Data excerpts
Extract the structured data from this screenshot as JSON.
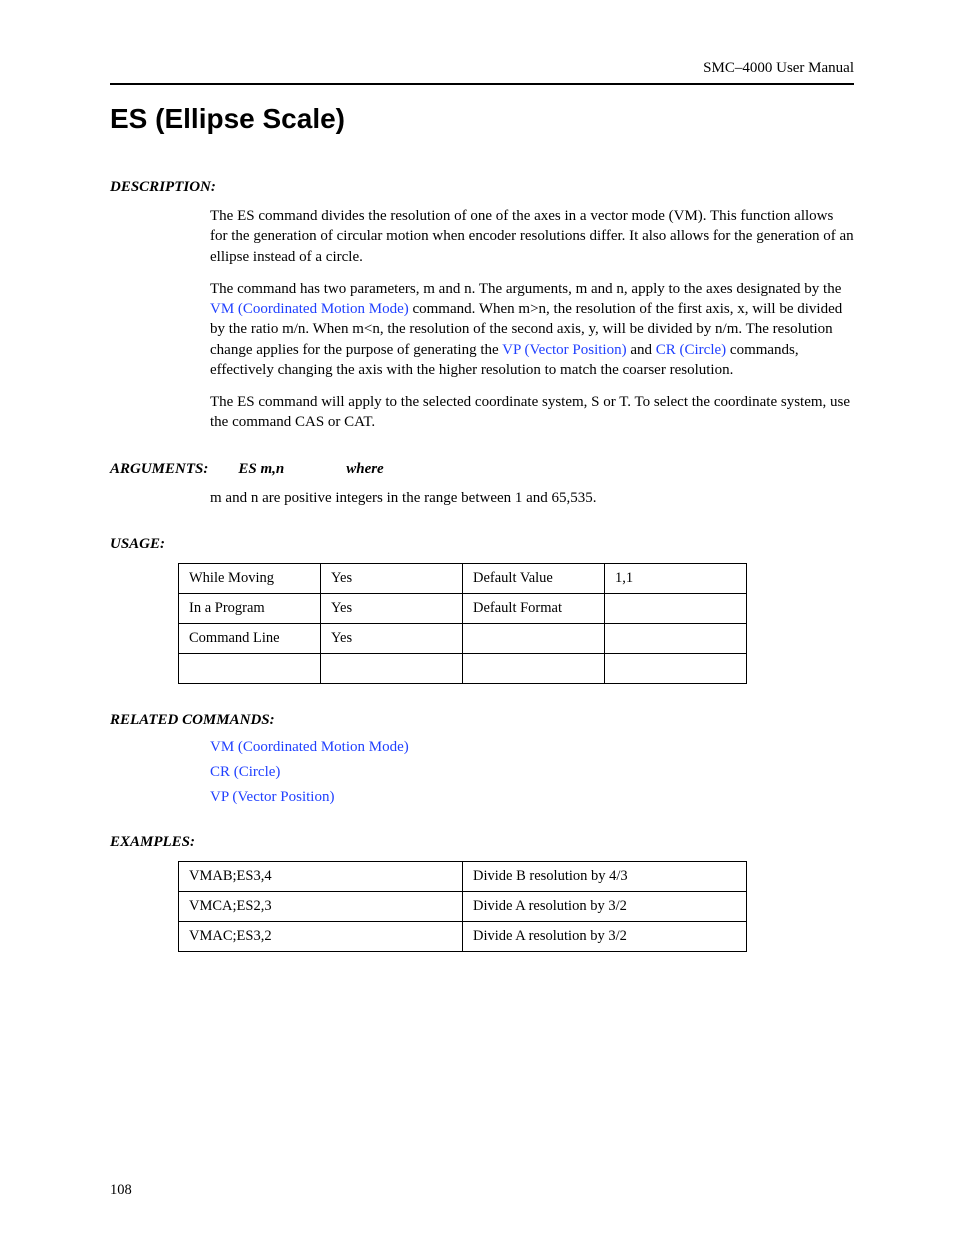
{
  "header": {
    "manual": "SMC–4000 User Manual"
  },
  "title": "ES (Ellipse Scale)",
  "labels": {
    "description": "DESCRIPTION:",
    "arguments": "ARGUMENTS:",
    "usage": "USAGE:",
    "related": "RELATED COMMANDS:",
    "examples": "EXAMPLES:"
  },
  "description": {
    "p1": "The ES command divides the resolution of one of the axes in a vector mode (VM). This function allows for the generation of circular motion when encoder resolutions differ. It also allows for the generation of an ellipse instead of a circle.",
    "p2_a": "The command has two parameters, m and n. The arguments, m and n, apply to the axes designated by the ",
    "p2_link1": "VM (Coordinated Motion Mode)",
    "p2_b": " command. When m>n, the resolution of the first axis, x, will be divided by the ratio m/n. When m<n, the resolution of the second axis, y, will be divided by n/m. The resolution change applies for the purpose of generating the ",
    "p2_link2": "VP (Vector Position)",
    "p2_c": " and ",
    "p2_link3": "CR (Circle)",
    "p2_d": " commands, effectively changing the axis with the higher resolution to match the coarser resolution.",
    "p3": "The ES command will apply to the selected coordinate system, S or T. To select the coordinate system, use the command CAS or CAT."
  },
  "arguments": {
    "syntax": "ES m,n",
    "where": "where",
    "detail": "m and n are positive integers in the range between 1 and 65,535."
  },
  "usage": {
    "rows": [
      [
        "While Moving",
        "Yes",
        "Default Value",
        "1,1"
      ],
      [
        "In a Program",
        "Yes",
        "Default Format",
        ""
      ],
      [
        "Command Line",
        "Yes",
        "",
        ""
      ],
      [
        "",
        "",
        "",
        ""
      ]
    ]
  },
  "related": [
    "VM (Coordinated Motion Mode)",
    "CR (Circle)",
    "VP (Vector Position)"
  ],
  "examples": {
    "rows": [
      [
        "VMAB;ES3,4",
        "Divide B resolution by 4/3"
      ],
      [
        "VMCA;ES2,3",
        "Divide A resolution by 3/2"
      ],
      [
        "VMAC;ES3,2",
        "Divide A resolution by 3/2"
      ]
    ]
  },
  "page_number": "108"
}
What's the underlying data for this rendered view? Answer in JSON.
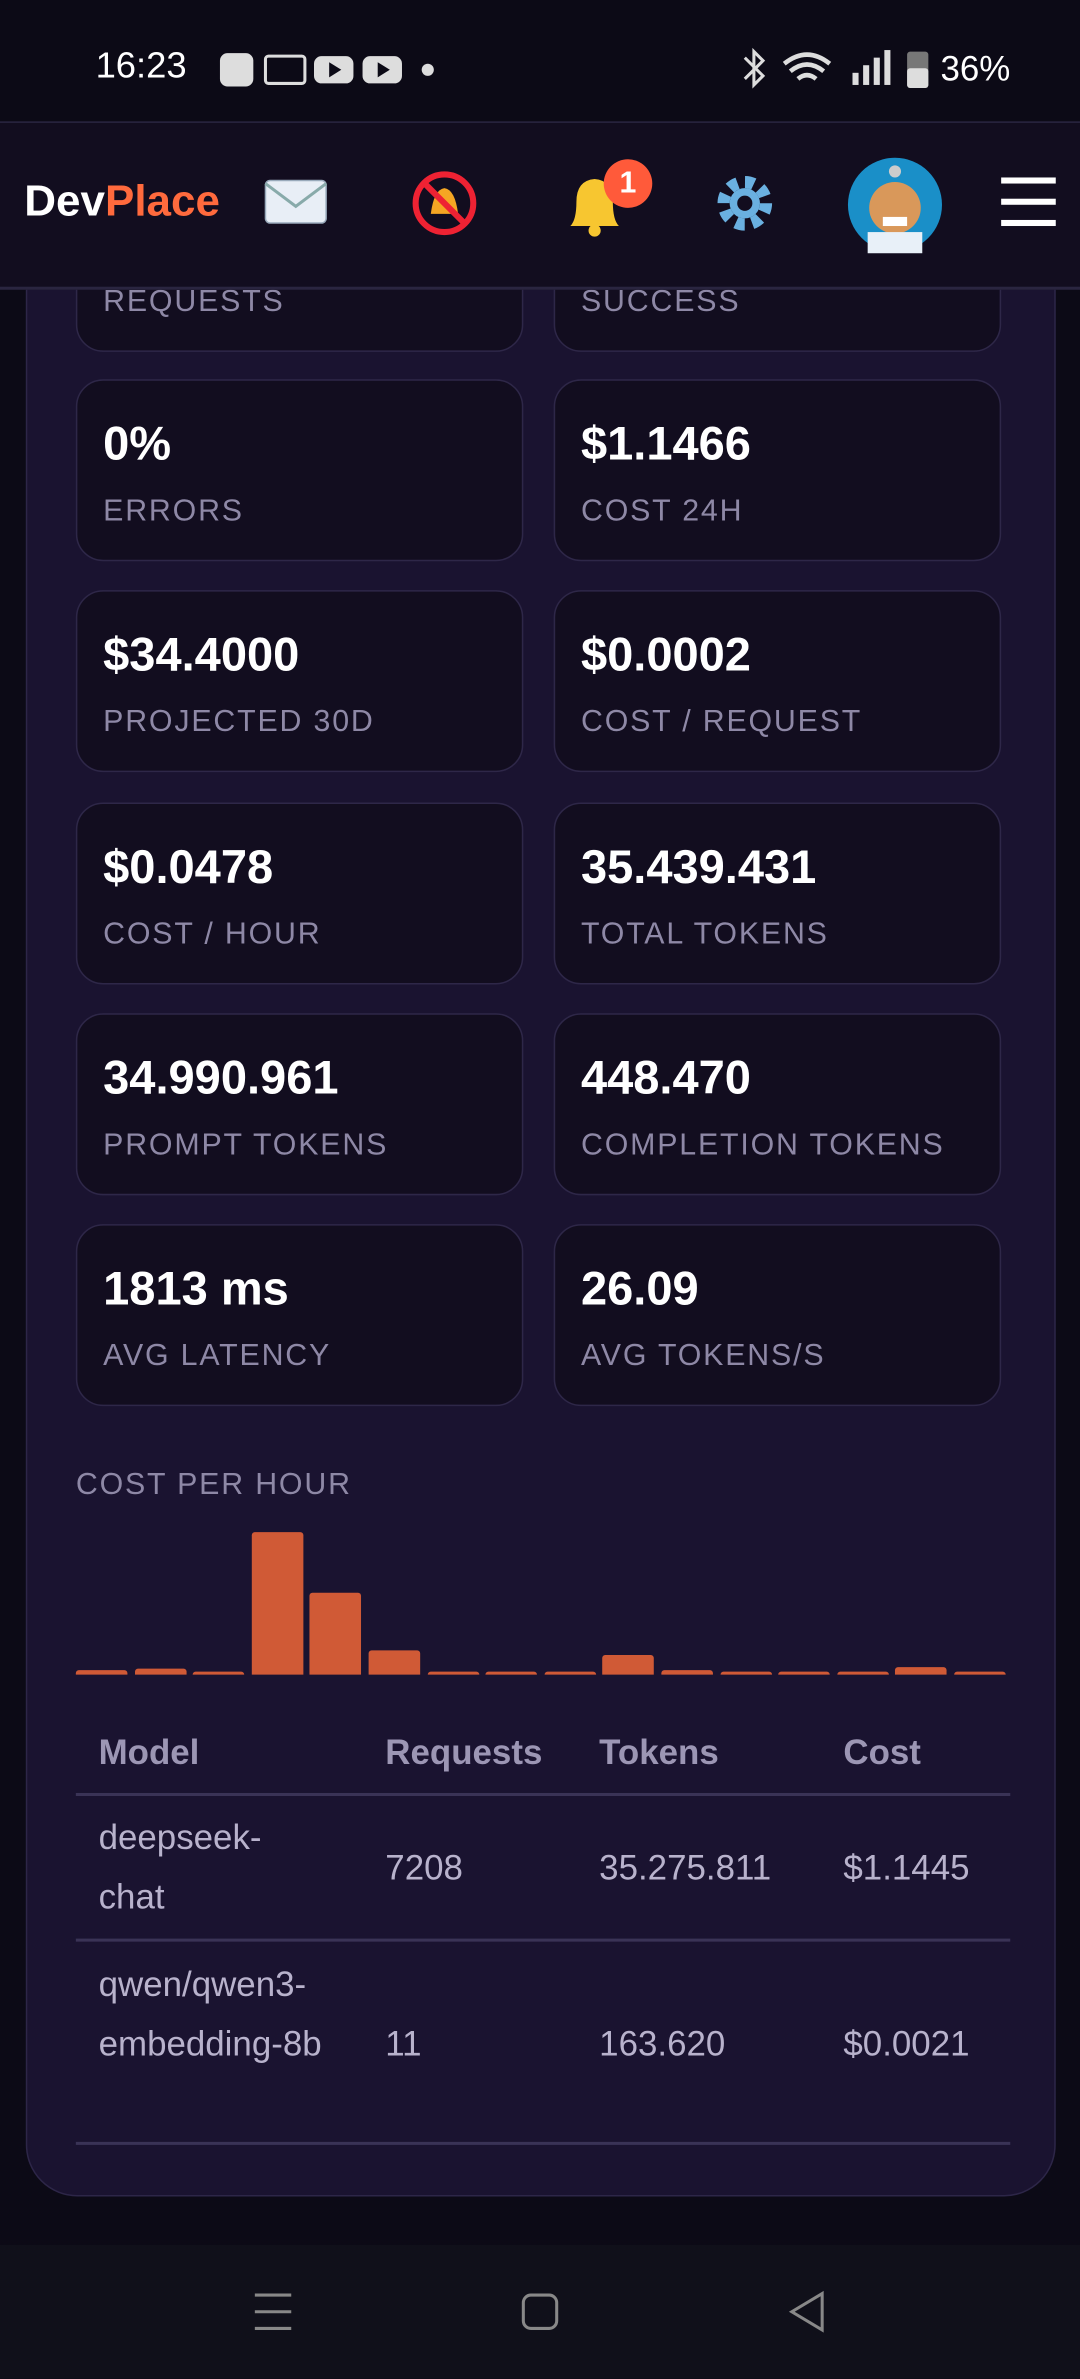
{
  "status_bar": {
    "time": "16:23",
    "battery": "36%"
  },
  "header": {
    "brand_dev": "Dev",
    "brand_place": "Place",
    "notification_count": "1"
  },
  "partial_labels": [
    "REQUESTS",
    "SUCCESS"
  ],
  "stats": [
    {
      "value": "0%",
      "label": "ERRORS"
    },
    {
      "value": "$1.1466",
      "label": "COST 24H"
    },
    {
      "value": "$34.4000",
      "label": "PROJECTED 30D"
    },
    {
      "value": "$0.0002",
      "label": "COST / REQUEST"
    },
    {
      "value": "$0.0478",
      "label": "COST / HOUR"
    },
    {
      "value": "35.439.431",
      "label": "TOTAL TOKENS"
    },
    {
      "value": "34.990.961",
      "label": "PROMPT TOKENS"
    },
    {
      "value": "448.470",
      "label": "COMPLETION TOKENS"
    },
    {
      "value": "1813 ms",
      "label": "AVG LATENCY"
    },
    {
      "value": "26.09",
      "label": "AVG TOKENS/S"
    }
  ],
  "chart_data": {
    "type": "bar",
    "title": "COST PER HOUR",
    "color": "#d05a36",
    "values": [
      0.017,
      0.023,
      0.006,
      0.536,
      0.308,
      0.091,
      0.011,
      0.006,
      0.006,
      0.074,
      0.017,
      0.006,
      0.006,
      0.006,
      0.029,
      0.006
    ]
  },
  "table": {
    "columns": [
      "Model",
      "Requests",
      "Tokens",
      "Cost"
    ],
    "rows": [
      [
        "deepseek-chat",
        "7208",
        "35.275.811",
        "$1.1445"
      ],
      [
        "qwen/qwen3-embedding-8b",
        "11",
        "163.620",
        "$0.0021"
      ]
    ]
  }
}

Exercise goal
Nothing but the pictures may be dropped; output the records above exactly.

Worked answer
Extract the structured data from this screenshot as JSON.
{
  "header": {
    "manual": "SMC–4000 User Manual"
  },
  "title": "ES (Ellipse Scale)",
  "labels": {
    "description": "DESCRIPTION:",
    "arguments": "ARGUMENTS:",
    "usage": "USAGE:",
    "related": "RELATED COMMANDS:",
    "examples": "EXAMPLES:"
  },
  "description": {
    "p1": "The ES command divides the resolution of one of the axes in a vector mode (VM). This function allows for the generation of circular motion when encoder resolutions differ. It also allows for the generation of an ellipse instead of a circle.",
    "p2_a": "The command has two parameters, m and n. The arguments, m and n, apply to the axes designated by the ",
    "p2_link1": "VM (Coordinated Motion Mode)",
    "p2_b": " command. When m>n, the resolution of the first axis, x, will be divided by the ratio m/n. When m<n, the resolution of the second axis, y, will be divided by n/m. The resolution change applies for the purpose of generating the ",
    "p2_link2": "VP (Vector Position)",
    "p2_c": " and ",
    "p2_link3": "CR (Circle)",
    "p2_d": " commands, effectively changing the axis with the higher resolution to match the coarser resolution.",
    "p3": "The ES command will apply to the selected coordinate system, S or T. To select the coordinate system, use the command CAS or CAT."
  },
  "arguments": {
    "syntax": "ES m,n",
    "where": "where",
    "detail": "m and n are positive integers in the range between 1 and 65,535."
  },
  "usage": {
    "rows": [
      [
        "While Moving",
        "Yes",
        "Default Value",
        "1,1"
      ],
      [
        "In a Program",
        "Yes",
        "Default Format",
        ""
      ],
      [
        "Command Line",
        "Yes",
        "",
        ""
      ],
      [
        "",
        "",
        "",
        ""
      ]
    ]
  },
  "related": [
    "VM (Coordinated Motion Mode)",
    "CR (Circle)",
    "VP (Vector Position)"
  ],
  "examples": {
    "rows": [
      [
        "VMAB;ES3,4",
        "Divide B resolution by 4/3"
      ],
      [
        "VMCA;ES2,3",
        "Divide A resolution by 3/2"
      ],
      [
        "VMAC;ES3,2",
        "Divide A resolution by 3/2"
      ]
    ]
  },
  "page_number": "108"
}
What's the underlying data for this rendered view? Answer in JSON.
{
  "status_bar": {
    "time": "16:23",
    "battery": "36%"
  },
  "header": {
    "brand_dev": "Dev",
    "brand_place": "Place",
    "notification_count": "1"
  },
  "partial_labels": [
    "REQUESTS",
    "SUCCESS"
  ],
  "stats": [
    {
      "value": "0%",
      "label": "ERRORS"
    },
    {
      "value": "$1.1466",
      "label": "COST 24H"
    },
    {
      "value": "$34.4000",
      "label": "PROJECTED 30D"
    },
    {
      "value": "$0.0002",
      "label": "COST / REQUEST"
    },
    {
      "value": "$0.0478",
      "label": "COST / HOUR"
    },
    {
      "value": "35.439.431",
      "label": "TOTAL TOKENS"
    },
    {
      "value": "34.990.961",
      "label": "PROMPT TOKENS"
    },
    {
      "value": "448.470",
      "label": "COMPLETION TOKENS"
    },
    {
      "value": "1813 ms",
      "label": "AVG LATENCY"
    },
    {
      "value": "26.09",
      "label": "AVG TOKENS/S"
    }
  ],
  "chart_data": {
    "type": "bar",
    "title": "COST PER HOUR",
    "color": "#d05a36",
    "values": [
      0.017,
      0.023,
      0.006,
      0.536,
      0.308,
      0.091,
      0.011,
      0.006,
      0.006,
      0.074,
      0.017,
      0.006,
      0.006,
      0.006,
      0.029,
      0.006
    ]
  },
  "table": {
    "columns": [
      "Model",
      "Requests",
      "Tokens",
      "Cost"
    ],
    "rows": [
      [
        "deepseek-chat",
        "7208",
        "35.275.811",
        "$1.1445"
      ],
      [
        "qwen/qwen3-embedding-8b",
        "11",
        "163.620",
        "$0.0021"
      ]
    ]
  }
}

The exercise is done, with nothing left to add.